=== GIVEN DATA ===

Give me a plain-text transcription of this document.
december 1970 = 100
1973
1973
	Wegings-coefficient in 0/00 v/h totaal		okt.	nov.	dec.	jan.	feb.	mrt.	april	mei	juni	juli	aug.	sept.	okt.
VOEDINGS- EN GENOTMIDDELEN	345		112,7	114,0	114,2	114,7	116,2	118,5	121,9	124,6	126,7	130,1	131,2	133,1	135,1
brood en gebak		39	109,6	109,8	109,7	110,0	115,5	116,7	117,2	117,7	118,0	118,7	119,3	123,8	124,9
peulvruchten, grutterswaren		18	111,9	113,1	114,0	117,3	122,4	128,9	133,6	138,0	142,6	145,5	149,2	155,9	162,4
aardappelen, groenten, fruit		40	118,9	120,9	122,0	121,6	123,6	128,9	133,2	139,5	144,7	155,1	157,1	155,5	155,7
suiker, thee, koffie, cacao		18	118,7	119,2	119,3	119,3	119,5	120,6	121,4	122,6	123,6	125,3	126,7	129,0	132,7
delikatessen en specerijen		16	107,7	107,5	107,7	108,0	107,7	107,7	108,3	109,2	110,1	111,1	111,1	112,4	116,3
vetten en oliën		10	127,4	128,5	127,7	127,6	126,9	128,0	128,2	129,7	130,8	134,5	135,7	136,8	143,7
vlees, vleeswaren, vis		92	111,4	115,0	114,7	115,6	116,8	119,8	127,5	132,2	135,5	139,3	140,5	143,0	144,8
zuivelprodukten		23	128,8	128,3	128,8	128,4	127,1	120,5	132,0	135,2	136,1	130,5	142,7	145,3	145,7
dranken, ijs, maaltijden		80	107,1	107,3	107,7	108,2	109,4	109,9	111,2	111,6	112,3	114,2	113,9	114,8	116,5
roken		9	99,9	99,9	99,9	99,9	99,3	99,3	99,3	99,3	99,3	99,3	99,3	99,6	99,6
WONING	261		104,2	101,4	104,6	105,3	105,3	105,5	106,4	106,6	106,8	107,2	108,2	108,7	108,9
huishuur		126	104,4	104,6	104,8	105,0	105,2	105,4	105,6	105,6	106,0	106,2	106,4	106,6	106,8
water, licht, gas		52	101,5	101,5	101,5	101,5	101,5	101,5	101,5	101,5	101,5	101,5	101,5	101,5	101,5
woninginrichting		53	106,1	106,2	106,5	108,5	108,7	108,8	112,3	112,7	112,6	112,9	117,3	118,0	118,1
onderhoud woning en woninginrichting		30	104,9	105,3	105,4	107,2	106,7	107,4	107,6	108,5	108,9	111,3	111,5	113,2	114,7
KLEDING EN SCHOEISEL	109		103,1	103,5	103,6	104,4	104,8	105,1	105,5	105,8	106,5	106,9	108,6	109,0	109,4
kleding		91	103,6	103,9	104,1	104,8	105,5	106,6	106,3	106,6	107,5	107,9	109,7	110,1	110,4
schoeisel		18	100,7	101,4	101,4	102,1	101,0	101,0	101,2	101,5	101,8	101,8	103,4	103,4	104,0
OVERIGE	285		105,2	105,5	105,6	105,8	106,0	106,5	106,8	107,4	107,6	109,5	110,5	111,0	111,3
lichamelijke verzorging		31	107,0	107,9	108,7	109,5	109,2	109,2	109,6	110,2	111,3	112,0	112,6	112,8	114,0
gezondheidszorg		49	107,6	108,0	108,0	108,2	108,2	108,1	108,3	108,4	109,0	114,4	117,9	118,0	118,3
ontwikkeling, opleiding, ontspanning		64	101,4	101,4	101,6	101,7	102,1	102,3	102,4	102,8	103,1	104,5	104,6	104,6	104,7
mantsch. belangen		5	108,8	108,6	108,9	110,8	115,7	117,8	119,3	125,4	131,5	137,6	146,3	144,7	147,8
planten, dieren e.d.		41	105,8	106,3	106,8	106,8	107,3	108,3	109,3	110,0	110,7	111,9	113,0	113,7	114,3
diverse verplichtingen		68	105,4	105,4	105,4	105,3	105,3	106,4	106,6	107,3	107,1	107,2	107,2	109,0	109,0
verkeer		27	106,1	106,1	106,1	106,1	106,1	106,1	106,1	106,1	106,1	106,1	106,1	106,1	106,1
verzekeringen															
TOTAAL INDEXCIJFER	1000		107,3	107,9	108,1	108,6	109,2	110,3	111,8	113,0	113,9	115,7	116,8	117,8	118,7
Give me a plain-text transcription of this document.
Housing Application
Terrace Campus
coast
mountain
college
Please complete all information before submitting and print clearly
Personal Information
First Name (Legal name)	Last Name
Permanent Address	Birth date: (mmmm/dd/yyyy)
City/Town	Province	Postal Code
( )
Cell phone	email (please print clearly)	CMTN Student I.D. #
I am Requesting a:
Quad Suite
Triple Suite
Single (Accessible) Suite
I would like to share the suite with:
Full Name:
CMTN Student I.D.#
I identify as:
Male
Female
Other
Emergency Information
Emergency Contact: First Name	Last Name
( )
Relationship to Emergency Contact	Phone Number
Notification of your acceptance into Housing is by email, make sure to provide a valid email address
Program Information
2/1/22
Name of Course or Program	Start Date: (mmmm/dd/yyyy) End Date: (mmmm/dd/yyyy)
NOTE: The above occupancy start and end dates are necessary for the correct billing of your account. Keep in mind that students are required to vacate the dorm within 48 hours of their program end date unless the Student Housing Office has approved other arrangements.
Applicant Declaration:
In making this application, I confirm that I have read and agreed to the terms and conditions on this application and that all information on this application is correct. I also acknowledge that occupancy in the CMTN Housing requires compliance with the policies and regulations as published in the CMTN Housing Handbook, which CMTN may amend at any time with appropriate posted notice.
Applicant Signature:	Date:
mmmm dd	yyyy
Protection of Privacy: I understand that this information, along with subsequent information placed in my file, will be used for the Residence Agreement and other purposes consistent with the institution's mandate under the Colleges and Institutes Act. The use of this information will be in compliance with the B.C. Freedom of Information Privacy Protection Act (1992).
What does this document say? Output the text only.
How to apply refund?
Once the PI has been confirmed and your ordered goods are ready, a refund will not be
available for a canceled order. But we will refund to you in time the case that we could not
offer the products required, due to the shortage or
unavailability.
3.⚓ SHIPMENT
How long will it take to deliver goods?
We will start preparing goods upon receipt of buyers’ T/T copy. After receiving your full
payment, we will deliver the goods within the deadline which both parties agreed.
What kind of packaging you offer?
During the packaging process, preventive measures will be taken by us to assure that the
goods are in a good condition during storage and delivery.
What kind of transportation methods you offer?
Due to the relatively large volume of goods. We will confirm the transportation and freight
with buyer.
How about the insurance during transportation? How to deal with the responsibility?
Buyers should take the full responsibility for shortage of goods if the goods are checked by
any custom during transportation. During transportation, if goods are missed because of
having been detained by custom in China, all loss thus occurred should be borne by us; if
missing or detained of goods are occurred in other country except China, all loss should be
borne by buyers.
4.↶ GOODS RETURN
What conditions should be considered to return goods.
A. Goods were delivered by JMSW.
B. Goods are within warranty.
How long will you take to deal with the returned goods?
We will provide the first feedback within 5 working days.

===

_TASK:_ Extract the data exactly as given.

_WRITTEN RESPONSE:_
Give me a plain-text transcription of this document.
december 1970 = 100
1973
1973
	Wegings-coefficient in 0/00 v/h totaal		okt.	nov.	dec.	jan.	feb.	mrt.	april	mei	juni	juli	aug.	sept.	okt.
VOEDINGS- EN GENOTMIDDELEN	345		112,7	114,0	114,2	114,7	116,2	118,5	121,9	124,6	126,7	130,1	131,2	133,1	135,1
brood en gebak		39	109,6	109,8	109,7	110,0	115,5	116,7	117,2	117,7	118,0	118,7	119,3	123,8	124,9
peulvruchten, grutterswaren		18	111,9	113,1	114,0	117,3	122,4	128,9	133,6	138,0	142,6	145,5	149,2	155,9	162,4
aardappelen, groenten, fruit		40	118,9	120,9	122,0	121,6	123,6	128,9	133,2	139,5	144,7	155,1	157,1	155,5	155,7
suiker, thee, koffie, cacao		18	118,7	119,2	119,3	119,3	119,5	120,6	121,4	122,6	123,6	125,3	126,7	129,0	132,7
delikatessen en specerijen		16	107,7	107,5	107,7	108,0	107,7	107,7	108,3	109,2	110,1	111,1	111,1	112,4	116,3
vetten en oliën		10	127,4	128,5	127,7	127,6	126,9	128,0	128,2	129,7	130,8	134,5	135,7	136,8	143,7
vlees, vleeswaren, vis		92	111,4	115,0	114,7	115,6	116,8	119,8	127,5	132,2	135,5	139,3	140,5	143,0	144,8
zuivelprodukten		23	128,8	128,3	128,8	128,4	127,1	120,5	132,0	135,2	136,1	130,5	142,7	145,3	145,7
dranken, ijs, maaltijden		80	107,1	107,3	107,7	108,2	109,4	109,9	111,2	111,6	112,3	114,2	113,9	114,8	116,5
roken		9	99,9	99,9	99,9	99,9	99,3	99,3	99,3	99,3	99,3	99,3	99,3	99,6	99,6
WONING	261		104,2	101,4	104,6	105,3	105,3	105,5	106,4	106,6	106,8	107,2	108,2	108,7	108,9
huishuur		126	104,4	104,6	104,8	105,0	105,2	105,4	105,6	105,6	106,0	106,2	106,4	106,6	106,8
water, licht, gas		52	101,5	101,5	101,5	101,5	101,5	101,5	101,5	101,5	101,5	101,5	101,5	101,5	101,5
woninginrichting		53	106,1	106,2	106,5	108,5	108,7	108,8	112,3	112,7	112,6	112,9	117,3	118,0	118,1
onderhoud woning en woninginrichting		30	104,9	105,3	105,4	107,2	106,7	107,4	107,6	108,5	108,9	111,3	111,5	113,2	114,7
KLEDING EN SCHOEISEL	109		103,1	103,5	103,6	104,4	104,8	105,1	105,5	105,8	106,5	106,9	108,6	109,0	109,4
kleding		91	103,6	103,9	104,1	104,8	105,5	106,6	106,3	106,6	107,5	107,9	109,7	110,1	110,4
schoeisel		18	100,7	101,4	101,4	102,1	101,0	101,0	101,2	101,5	101,8	101,8	103,4	103,4	104,0
OVERIGE	285		105,2	105,5	105,6	105,8	106,0	106,5	106,8	107,4	107,6	109,5	110,5	111,0	111,3
lichamelijke verzorging		31	107,0	107,9	108,7	109,5	109,2	109,2	109,6	110,2	111,3	112,0	112,6	112,8	114,0
gezondheidszorg		49	107,6	108,0	108,0	108,2	108,2	108,1	108,3	108,4	109,0	114,4	117,9	118,0	118,3
ontwikkeling, opleiding, ontspanning		64	101,4	101,4	101,6	101,7	102,1	102,3	102,4	102,8	103,1	104,5	104,6	104,6	104,7
mantsch. belangen		5	108,8	108,6	108,9	110,8	115,7	117,8	119,3	125,4	131,5	137,6	146,3	144,7	147,8
planten, dieren e.d.		41	105,8	106,3	106,8	106,8	107,3	108,3	109,3	110,0	110,7	111,9	113,0	113,7	114,3
diverse verplichtingen		68	105,4	105,4	105,4	105,3	105,3	106,4	106,6	107,3	107,1	107,2	107,2	109,0	109,0
verkeer		27	106,1	106,1	106,1	106,1	106,1	106,1	106,1	106,1	106,1	106,1	106,1	106,1	106,1
verzekeringen															
TOTAAL INDEXCIJFER	1000		107,3	107,9	108,1	108,6	109,2	110,3	111,8	113,0	113,9	115,7	116,8	117,8	118,7
Give me a plain-text transcription of this document.
Housing Application
Terrace Campus
coast
mountain
college
Please complete all information before submitting and print clearly
Personal Information
First Name (Legal name)	Last Name
Permanent Address	Birth date: (mmmm/dd/yyyy)
City/Town	Province	Postal Code
( )
Cell phone	email (please print clearly)	CMTN Student I.D. #
I am Requesting a:
Quad Suite
Triple Suite
Single (Accessible) Suite
I would like to share the suite with:
Full Name:
CMTN Student I.D.#
I identify as:
Male
Female
Other
Emergency Information
Emergency Contact: First Name	Last Name
( )
Relationship to Emergency Contact	Phone Number
Notification of your acceptance into Housing is by email, make sure to provide a valid email address
Program Information
2/1/22
Name of Course or Program	Start Date: (mmmm/dd/yyyy) End Date: (mmmm/dd/yyyy)
NOTE: The above occupancy start and end dates are necessary for the correct billing of your account. Keep in mind that students are required to vacate the dorm within 48 hours of their program end date unless the Student Housing Office has approved other arrangements.
Applicant Declaration:
In making this application, I confirm that I have read and agreed to the terms and conditions on this application and that all information on this application is correct. I also acknowledge that occupancy in the CMTN Housing requires compliance with the policies and regulations as published in the CMTN Housing Handbook, which CMTN may amend at any time with appropriate posted notice.
Applicant Signature:	Date:
mmmm dd	yyyy
Protection of Privacy: I understand that this information, along with subsequent information placed in my file, will be used for the Residence Agreement and other purposes consistent with the institution's mandate under the Colleges and Institutes Act. The use of this information will be in compliance with the B.C. Freedom of Information Privacy Protection Act (1992).
What does this document say? Output the text only.
How to apply refund?
Once the PI has been confirmed and your ordered goods are ready, a refund will not be
available for a canceled order. But we will refund to you in time the case that we could not
offer the products required, due to the shortage or
unavailability.
3.⚓ SHIPMENT
How long will it take to deliver goods?
We will start preparing goods upon receipt of buyers’ T/T copy. After receiving your full
payment, we will deliver the goods within the deadline which both parties agreed.
What kind of packaging you offer?
During the packaging process, preventive measures will be taken by us to assure that the
goods are in a good condition during storage and delivery.
What kind of transportation methods you offer?
Due to the relatively large volume of goods. We will confirm the transportation and freight
with buyer.
How about the insurance during transportation? How to deal with the responsibility?
Buyers should take the full responsibility for shortage of goods if the goods are checked by
any custom during transportation. During transportation, if goods are missed because of
having been detained by custom in China, all loss thus occurred should be borne by us; if
missing or detained of goods are occurred in other country except China, all loss should be
borne by buyers.
4.↶ GOODS RETURN
What conditions should be considered to return goods.
A. Goods were delivered by JMSW.
B. Goods are within warranty.
How long will you take to deal with the returned goods?
We will provide the first feedback within 5 working days.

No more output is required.